-- Begin Supplied entries --

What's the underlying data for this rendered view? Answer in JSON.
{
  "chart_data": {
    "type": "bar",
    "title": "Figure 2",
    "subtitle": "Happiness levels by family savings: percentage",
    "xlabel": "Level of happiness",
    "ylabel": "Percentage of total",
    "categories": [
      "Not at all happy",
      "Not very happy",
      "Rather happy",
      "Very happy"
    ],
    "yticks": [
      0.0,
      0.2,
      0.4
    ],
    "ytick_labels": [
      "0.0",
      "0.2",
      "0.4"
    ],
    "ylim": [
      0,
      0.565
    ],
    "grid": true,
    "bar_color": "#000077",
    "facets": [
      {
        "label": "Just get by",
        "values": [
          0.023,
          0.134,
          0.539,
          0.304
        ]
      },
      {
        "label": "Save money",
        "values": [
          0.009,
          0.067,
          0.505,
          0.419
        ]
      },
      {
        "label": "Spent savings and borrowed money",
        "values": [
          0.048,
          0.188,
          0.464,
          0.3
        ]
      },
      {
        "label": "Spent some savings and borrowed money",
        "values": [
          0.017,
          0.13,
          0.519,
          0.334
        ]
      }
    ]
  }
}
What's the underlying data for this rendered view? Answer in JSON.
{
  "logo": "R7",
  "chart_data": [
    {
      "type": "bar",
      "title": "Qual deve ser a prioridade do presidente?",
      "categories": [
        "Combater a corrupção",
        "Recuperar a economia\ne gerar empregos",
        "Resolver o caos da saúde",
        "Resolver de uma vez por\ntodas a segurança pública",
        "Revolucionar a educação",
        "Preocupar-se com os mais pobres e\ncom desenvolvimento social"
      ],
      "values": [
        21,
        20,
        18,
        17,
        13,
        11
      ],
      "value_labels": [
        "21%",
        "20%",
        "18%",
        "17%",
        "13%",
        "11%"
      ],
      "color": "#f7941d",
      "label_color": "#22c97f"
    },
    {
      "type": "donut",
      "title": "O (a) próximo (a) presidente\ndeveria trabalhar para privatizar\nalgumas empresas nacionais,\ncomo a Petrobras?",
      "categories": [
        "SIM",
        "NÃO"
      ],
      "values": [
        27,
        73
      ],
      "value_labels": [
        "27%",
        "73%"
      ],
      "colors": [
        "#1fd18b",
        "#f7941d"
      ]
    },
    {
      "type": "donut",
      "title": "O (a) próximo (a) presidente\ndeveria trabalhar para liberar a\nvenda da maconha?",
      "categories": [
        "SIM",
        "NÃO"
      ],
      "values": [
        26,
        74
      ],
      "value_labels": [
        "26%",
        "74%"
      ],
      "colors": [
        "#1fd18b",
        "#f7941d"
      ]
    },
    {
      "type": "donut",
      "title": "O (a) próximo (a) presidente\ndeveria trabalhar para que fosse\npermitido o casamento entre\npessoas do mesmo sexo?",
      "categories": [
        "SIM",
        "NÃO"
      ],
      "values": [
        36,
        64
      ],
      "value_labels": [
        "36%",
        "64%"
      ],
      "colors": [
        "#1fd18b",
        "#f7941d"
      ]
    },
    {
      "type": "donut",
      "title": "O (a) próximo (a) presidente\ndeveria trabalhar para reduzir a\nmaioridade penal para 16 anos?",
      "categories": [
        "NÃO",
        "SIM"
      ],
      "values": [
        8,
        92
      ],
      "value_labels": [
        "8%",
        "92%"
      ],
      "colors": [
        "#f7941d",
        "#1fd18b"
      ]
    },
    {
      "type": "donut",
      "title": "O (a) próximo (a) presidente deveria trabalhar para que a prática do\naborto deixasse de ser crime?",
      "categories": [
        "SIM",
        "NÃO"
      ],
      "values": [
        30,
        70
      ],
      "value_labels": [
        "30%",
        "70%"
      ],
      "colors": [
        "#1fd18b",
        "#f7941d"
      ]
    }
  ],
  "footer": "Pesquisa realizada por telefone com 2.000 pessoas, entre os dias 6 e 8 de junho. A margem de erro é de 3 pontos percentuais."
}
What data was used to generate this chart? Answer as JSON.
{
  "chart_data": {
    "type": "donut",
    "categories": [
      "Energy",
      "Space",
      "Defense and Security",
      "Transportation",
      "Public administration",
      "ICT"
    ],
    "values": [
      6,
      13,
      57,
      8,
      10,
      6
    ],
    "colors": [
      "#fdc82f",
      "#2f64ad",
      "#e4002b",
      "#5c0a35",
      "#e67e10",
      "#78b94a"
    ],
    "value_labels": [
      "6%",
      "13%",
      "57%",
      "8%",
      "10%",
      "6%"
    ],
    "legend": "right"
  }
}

-- End Supplied entries --

## Exercise task
Return the line that contains "What data was" and all lines after it, verbatim, and nothing else.

## Completed exercise
What data was used to generate this chart? Answer as JSON.
{
  "chart_data": {
    "type": "donut",
    "categories": [
      "Energy",
      "Space",
      "Defense and Security",
      "Transportation",
      "Public administration",
      "ICT"
    ],
    "values": [
      6,
      13,
      57,
      8,
      10,
      6
    ],
    "colors": [
      "#fdc82f",
      "#2f64ad",
      "#e4002b",
      "#5c0a35",
      "#e67e10",
      "#78b94a"
    ],
    "value_labels": [
      "6%",
      "13%",
      "57%",
      "8%",
      "10%",
      "6%"
    ],
    "legend": "right"
  }
}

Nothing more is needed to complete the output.